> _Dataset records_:

# # # #

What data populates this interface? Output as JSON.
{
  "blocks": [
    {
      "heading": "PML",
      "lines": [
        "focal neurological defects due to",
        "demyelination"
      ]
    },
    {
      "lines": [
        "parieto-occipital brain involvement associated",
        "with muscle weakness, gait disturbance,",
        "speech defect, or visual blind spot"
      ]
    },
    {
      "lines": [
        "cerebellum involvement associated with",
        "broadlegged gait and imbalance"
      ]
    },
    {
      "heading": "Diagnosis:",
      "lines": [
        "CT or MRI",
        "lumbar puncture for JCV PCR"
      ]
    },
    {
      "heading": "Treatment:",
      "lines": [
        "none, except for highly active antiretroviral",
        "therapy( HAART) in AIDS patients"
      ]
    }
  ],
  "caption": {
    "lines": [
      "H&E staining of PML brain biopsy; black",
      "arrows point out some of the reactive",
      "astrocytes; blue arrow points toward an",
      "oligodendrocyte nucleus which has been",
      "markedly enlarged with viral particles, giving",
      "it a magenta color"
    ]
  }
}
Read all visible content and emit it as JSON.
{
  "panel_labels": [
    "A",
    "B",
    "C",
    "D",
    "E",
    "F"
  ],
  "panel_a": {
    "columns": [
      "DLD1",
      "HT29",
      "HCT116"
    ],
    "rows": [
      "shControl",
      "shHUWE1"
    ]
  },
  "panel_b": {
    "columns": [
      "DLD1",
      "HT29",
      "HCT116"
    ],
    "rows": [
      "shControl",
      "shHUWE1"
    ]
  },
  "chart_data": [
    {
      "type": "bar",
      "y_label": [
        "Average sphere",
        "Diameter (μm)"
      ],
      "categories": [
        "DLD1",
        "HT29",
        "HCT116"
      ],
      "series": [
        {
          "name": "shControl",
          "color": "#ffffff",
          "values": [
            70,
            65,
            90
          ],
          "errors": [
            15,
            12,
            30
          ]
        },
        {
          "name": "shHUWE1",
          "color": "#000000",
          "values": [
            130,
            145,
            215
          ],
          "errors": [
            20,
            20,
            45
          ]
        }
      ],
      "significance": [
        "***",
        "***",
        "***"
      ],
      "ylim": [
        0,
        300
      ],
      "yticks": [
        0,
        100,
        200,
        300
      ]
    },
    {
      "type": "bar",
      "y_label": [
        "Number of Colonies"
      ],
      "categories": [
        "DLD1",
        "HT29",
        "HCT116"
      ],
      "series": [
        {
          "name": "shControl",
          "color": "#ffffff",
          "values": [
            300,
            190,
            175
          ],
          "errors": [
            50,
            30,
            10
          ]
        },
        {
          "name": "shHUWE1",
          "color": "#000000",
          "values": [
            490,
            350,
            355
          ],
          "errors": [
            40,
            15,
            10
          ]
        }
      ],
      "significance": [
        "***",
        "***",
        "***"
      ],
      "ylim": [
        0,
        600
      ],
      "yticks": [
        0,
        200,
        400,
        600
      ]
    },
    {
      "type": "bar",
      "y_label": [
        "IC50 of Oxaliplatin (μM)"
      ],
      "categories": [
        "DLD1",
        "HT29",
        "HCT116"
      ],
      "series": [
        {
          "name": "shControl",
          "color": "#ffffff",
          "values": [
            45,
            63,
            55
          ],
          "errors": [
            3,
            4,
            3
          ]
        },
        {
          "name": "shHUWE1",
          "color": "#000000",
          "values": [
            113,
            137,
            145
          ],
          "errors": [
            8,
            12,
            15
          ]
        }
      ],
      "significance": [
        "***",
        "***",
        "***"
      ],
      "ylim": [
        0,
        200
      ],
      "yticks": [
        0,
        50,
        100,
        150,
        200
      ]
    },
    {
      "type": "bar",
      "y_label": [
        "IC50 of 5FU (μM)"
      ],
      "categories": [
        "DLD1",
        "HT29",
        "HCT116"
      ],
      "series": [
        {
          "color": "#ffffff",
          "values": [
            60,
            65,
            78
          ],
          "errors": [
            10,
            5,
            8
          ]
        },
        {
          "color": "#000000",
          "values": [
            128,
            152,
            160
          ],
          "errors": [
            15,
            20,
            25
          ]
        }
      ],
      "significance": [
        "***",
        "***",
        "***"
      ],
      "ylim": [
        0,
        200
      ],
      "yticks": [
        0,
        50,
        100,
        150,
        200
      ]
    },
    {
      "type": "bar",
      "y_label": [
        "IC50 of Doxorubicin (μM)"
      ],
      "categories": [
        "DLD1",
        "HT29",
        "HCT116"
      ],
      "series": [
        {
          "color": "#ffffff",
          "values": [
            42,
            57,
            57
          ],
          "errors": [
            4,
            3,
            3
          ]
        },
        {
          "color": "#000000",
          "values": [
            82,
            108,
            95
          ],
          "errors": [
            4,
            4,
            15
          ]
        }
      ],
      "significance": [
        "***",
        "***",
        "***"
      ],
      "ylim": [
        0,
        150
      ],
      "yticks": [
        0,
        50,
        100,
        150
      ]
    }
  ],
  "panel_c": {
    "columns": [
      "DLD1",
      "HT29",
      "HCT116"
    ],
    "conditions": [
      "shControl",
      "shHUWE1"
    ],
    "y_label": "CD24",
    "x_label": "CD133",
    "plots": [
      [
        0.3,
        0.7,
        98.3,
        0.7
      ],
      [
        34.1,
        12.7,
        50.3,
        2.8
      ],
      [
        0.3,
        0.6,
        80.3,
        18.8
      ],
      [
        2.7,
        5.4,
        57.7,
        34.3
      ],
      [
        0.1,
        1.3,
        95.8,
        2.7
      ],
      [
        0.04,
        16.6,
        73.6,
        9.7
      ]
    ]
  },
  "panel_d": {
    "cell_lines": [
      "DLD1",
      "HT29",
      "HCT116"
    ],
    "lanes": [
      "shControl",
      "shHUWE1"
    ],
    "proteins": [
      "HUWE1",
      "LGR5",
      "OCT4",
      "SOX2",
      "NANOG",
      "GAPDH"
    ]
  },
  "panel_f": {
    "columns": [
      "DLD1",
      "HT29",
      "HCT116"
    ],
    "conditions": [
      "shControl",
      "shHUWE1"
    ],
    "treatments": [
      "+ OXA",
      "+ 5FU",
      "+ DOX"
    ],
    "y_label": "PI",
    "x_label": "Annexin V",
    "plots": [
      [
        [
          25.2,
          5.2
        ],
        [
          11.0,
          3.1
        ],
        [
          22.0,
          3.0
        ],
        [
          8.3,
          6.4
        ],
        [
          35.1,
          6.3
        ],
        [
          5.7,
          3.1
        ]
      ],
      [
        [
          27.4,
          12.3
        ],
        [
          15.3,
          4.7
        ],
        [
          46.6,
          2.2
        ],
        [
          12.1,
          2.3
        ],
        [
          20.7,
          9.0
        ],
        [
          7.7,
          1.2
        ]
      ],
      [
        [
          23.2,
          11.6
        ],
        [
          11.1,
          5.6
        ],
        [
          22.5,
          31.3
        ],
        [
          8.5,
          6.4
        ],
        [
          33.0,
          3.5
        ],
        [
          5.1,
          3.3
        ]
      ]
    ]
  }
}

# # # #

Each line of the entries that holds "JSON" should be counted, and only the total given.

2